◆ What you are asked to do ◆
Lines holding the string "JSON" are the ones to copy from this listing.

◆ Materials provided ◆
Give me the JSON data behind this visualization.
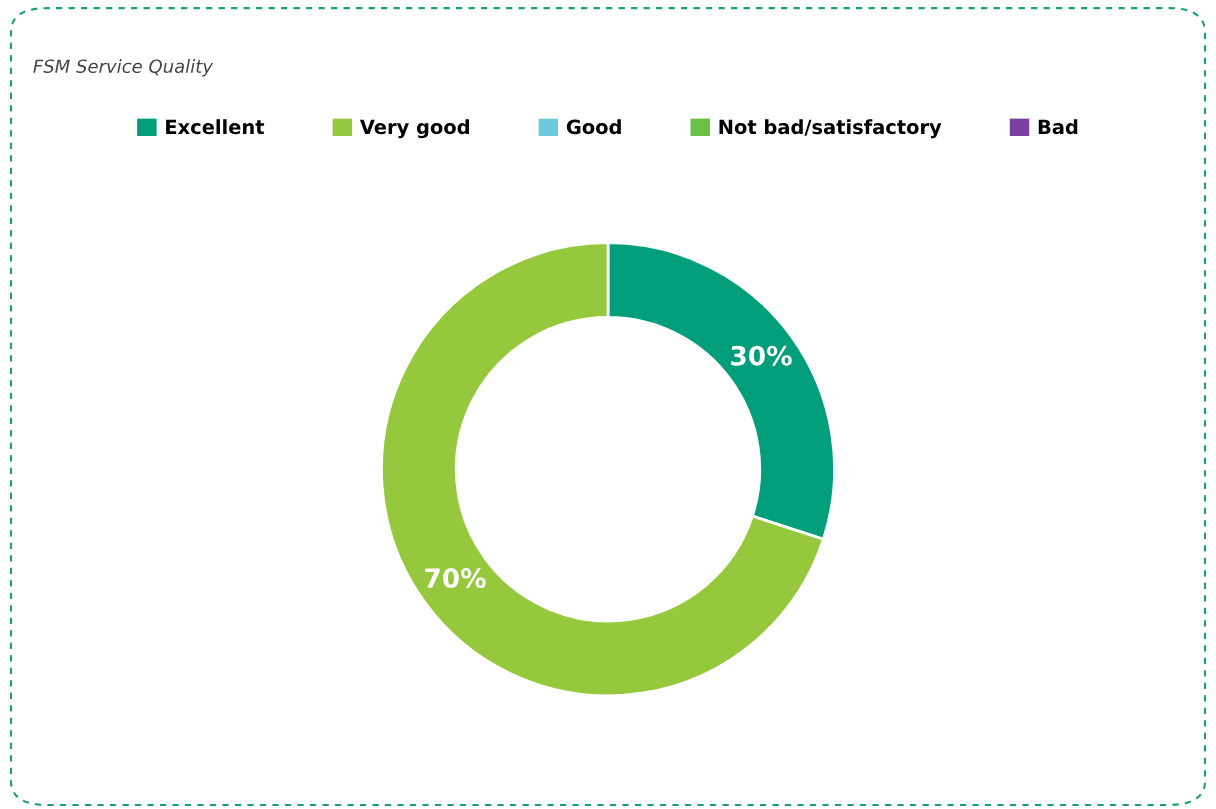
{
  "chart_data": {
    "type": "donut",
    "title": "FSM Service Quality",
    "categories": [
      "Excellent",
      "Very good",
      "Good",
      "Not bad/satisfactory",
      "Bad"
    ],
    "values": [
      30,
      70,
      0,
      0,
      0
    ],
    "colors": [
      "#009e7a",
      "#95c83d",
      "#6ccbd8",
      "#6abf45",
      "#7b3f9e"
    ],
    "value_labels": [
      "30%",
      "70%",
      null,
      null,
      null
    ],
    "legend": "top"
  }
}
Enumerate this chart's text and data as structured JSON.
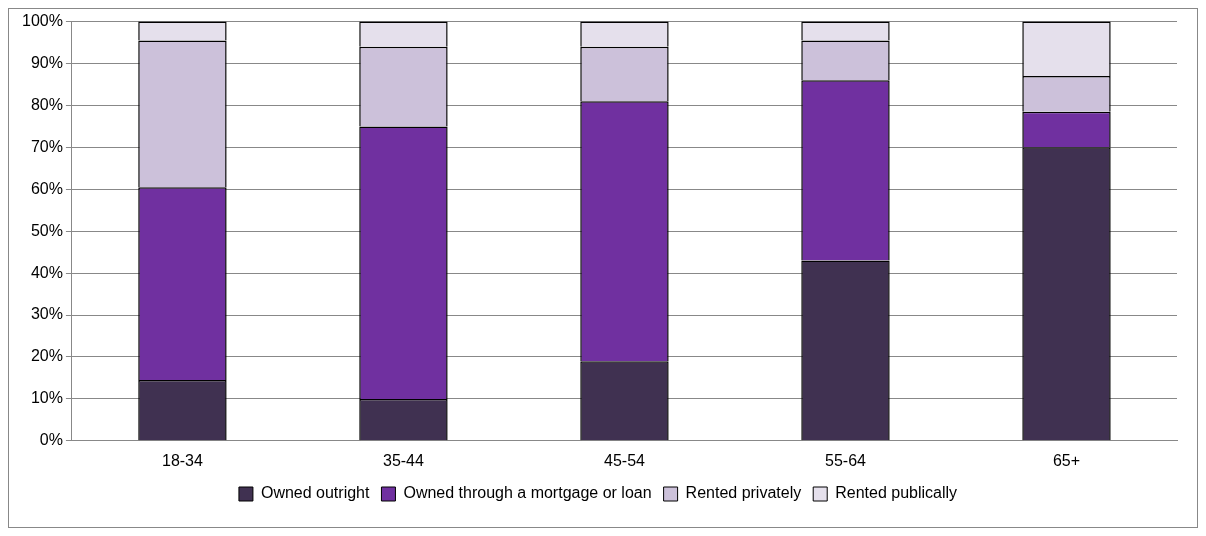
{
  "chart_data": {
    "type": "bar",
    "stacked": true,
    "categories": [
      "18-34",
      "35-44",
      "45-54",
      "55-64",
      "65+"
    ],
    "series": [
      {
        "name": "Owned outright",
        "color": "#403151",
        "values": [
          14.5,
          10,
          19,
          43,
          70
        ]
      },
      {
        "name": "Owned through a mortgage or loan",
        "color": "#7030a0",
        "values": [
          46,
          65,
          62,
          43,
          8.5
        ]
      },
      {
        "name": "Rented privately",
        "color": "#ccc1da",
        "values": [
          35,
          19,
          13,
          9.5,
          8.5
        ]
      },
      {
        "name": "Rented publically",
        "color": "#e5e0ec",
        "values": [
          4.5,
          6,
          6,
          4.5,
          13
        ]
      }
    ],
    "ylim": [
      0,
      100
    ],
    "yticks": [
      {
        "value": 0,
        "label": "0%"
      },
      {
        "value": 10,
        "label": "10%"
      },
      {
        "value": 20,
        "label": "20%"
      },
      {
        "value": 30,
        "label": "30%"
      },
      {
        "value": 40,
        "label": "40%"
      },
      {
        "value": 50,
        "label": "50%"
      },
      {
        "value": 60,
        "label": "60%"
      },
      {
        "value": 70,
        "label": "70%"
      },
      {
        "value": 80,
        "label": "80%"
      },
      {
        "value": 90,
        "label": "90%"
      },
      {
        "value": 100,
        "label": "100%"
      }
    ],
    "grid": "y",
    "legend": "bottom"
  }
}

◆ Response to this task ◆
Give me the JSON data behind this visualization.
Enumerate this chart's text and data as structured JSON.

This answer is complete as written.